Select and copy out every line in the records containing "this".
··· Entries provided
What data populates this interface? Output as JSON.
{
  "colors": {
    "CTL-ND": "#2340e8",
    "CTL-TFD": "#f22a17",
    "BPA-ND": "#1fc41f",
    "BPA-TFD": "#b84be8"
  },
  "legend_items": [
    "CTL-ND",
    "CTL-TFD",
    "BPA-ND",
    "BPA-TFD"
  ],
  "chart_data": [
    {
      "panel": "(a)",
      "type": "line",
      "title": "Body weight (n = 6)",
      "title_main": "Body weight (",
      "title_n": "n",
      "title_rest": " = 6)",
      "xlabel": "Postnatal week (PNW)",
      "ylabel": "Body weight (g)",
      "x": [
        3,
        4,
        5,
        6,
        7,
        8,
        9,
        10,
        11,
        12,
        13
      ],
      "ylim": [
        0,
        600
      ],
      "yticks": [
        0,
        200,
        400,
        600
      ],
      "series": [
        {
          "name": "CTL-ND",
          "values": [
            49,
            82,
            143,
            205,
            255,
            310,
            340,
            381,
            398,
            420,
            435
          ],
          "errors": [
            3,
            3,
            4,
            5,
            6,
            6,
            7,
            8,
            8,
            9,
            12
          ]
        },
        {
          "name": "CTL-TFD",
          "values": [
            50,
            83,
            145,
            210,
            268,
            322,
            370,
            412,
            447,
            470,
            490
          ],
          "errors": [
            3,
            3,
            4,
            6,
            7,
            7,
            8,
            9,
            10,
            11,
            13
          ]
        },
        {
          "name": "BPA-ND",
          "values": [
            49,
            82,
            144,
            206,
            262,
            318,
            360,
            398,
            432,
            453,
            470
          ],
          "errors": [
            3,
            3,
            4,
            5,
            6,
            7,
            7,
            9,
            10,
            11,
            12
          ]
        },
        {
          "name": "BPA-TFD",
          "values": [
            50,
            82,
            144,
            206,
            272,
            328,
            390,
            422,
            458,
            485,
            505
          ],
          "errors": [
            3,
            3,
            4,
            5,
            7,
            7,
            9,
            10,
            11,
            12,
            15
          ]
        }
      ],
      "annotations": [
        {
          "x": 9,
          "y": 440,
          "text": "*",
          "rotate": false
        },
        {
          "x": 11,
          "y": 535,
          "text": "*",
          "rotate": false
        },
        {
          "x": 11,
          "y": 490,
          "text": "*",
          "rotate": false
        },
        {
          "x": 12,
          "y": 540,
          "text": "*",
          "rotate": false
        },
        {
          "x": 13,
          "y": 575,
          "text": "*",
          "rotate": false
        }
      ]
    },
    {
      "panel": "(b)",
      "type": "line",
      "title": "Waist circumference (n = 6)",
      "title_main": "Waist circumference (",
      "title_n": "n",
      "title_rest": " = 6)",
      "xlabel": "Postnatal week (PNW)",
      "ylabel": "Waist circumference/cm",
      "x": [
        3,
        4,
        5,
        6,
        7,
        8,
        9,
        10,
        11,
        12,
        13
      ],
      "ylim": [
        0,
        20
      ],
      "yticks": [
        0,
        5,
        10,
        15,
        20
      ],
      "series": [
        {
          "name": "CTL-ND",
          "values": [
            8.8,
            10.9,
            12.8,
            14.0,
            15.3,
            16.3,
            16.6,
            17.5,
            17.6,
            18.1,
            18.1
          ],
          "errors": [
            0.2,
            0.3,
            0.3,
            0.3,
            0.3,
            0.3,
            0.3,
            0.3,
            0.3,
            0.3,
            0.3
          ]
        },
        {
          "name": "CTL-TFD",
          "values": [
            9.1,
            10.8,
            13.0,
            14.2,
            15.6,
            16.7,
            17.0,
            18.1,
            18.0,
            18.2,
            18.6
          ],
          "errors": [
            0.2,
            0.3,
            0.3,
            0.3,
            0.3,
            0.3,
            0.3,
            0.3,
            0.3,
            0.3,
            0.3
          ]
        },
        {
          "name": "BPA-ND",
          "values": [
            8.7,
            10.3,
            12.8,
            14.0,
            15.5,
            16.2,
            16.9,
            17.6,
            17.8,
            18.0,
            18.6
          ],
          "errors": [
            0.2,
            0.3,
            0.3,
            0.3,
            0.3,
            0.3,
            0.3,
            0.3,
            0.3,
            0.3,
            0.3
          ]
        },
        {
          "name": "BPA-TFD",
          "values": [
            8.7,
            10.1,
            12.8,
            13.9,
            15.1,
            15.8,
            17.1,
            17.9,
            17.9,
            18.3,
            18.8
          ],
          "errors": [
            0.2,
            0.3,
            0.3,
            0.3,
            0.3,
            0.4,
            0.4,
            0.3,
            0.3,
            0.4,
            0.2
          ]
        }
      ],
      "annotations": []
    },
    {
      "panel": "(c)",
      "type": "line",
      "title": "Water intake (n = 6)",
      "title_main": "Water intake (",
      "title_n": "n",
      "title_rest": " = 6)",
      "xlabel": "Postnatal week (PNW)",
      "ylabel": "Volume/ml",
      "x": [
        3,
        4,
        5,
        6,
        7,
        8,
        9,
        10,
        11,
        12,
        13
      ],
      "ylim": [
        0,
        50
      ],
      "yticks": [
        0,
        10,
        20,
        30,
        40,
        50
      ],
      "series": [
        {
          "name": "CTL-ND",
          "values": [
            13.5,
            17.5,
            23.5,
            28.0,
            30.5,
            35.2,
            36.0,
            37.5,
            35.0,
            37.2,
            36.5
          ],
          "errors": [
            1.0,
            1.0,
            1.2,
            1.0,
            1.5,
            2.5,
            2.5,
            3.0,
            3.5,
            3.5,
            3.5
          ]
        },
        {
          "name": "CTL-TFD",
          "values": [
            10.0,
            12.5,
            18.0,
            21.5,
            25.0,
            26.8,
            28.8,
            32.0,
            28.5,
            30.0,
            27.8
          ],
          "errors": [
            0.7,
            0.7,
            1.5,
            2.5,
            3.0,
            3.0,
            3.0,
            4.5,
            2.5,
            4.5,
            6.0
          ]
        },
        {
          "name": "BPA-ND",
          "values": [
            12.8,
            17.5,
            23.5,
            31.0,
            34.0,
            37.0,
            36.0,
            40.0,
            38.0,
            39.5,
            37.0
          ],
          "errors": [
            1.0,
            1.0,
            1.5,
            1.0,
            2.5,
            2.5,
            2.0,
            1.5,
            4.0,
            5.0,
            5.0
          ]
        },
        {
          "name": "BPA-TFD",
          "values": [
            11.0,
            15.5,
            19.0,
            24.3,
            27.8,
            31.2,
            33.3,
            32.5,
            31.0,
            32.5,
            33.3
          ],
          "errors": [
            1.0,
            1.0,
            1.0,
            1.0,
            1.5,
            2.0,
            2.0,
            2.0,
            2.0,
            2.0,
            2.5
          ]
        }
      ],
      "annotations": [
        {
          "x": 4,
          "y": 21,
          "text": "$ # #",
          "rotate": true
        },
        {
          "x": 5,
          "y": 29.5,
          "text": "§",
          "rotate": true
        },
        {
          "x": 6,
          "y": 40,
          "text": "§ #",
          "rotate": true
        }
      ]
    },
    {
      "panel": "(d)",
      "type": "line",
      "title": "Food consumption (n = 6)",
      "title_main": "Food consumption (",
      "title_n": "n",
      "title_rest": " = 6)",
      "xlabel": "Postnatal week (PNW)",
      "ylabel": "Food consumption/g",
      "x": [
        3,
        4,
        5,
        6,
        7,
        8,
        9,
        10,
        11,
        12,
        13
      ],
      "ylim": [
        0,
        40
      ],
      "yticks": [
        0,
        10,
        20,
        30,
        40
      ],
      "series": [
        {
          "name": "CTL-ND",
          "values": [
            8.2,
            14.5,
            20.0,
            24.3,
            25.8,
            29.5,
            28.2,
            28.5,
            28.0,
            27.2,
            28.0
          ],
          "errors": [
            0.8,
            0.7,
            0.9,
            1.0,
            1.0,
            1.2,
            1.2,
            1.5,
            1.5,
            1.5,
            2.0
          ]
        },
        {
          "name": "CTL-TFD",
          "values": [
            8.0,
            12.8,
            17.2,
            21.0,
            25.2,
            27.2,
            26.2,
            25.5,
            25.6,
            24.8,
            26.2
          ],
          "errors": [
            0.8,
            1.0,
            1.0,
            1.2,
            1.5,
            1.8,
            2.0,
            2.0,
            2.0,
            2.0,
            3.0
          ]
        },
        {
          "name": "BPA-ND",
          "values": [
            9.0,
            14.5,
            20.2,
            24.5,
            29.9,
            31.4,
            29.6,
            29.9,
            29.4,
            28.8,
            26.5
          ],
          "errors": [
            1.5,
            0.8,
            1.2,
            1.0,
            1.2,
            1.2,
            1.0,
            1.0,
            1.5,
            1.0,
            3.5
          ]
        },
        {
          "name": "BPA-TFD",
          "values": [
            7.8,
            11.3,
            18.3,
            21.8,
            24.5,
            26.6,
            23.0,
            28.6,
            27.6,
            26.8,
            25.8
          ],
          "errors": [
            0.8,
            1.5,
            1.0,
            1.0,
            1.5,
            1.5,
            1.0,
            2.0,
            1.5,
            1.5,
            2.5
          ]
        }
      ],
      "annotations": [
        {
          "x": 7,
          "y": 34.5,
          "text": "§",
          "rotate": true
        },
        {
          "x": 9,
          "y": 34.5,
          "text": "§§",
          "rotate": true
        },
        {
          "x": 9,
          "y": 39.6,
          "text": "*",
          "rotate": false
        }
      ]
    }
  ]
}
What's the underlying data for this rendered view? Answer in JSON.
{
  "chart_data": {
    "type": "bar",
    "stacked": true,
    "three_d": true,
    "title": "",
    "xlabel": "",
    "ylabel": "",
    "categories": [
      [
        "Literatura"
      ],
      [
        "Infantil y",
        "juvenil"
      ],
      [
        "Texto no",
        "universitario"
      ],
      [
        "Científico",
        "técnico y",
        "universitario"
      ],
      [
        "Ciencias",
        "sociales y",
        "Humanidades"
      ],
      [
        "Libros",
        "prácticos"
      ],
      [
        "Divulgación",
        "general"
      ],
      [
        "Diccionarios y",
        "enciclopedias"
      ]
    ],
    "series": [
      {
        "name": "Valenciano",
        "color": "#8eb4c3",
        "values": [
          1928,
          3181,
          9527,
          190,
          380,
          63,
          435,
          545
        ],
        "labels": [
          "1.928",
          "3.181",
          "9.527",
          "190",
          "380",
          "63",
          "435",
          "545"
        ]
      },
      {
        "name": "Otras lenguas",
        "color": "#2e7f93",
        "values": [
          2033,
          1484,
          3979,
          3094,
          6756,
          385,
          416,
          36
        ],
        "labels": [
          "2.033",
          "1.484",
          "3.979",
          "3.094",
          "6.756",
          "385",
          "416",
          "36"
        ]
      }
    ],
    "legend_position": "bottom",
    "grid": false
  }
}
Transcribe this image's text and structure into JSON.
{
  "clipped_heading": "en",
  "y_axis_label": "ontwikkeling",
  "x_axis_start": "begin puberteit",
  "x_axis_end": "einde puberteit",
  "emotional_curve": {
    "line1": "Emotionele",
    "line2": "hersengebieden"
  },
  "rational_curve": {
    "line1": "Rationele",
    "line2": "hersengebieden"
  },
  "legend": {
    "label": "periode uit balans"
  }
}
······
Reply to the exercise:
What data populates this interface? Output as JSON.
What's the underlying data for this rendered view? Answer in JSON.
Transcribe this image's text and structure into JSON.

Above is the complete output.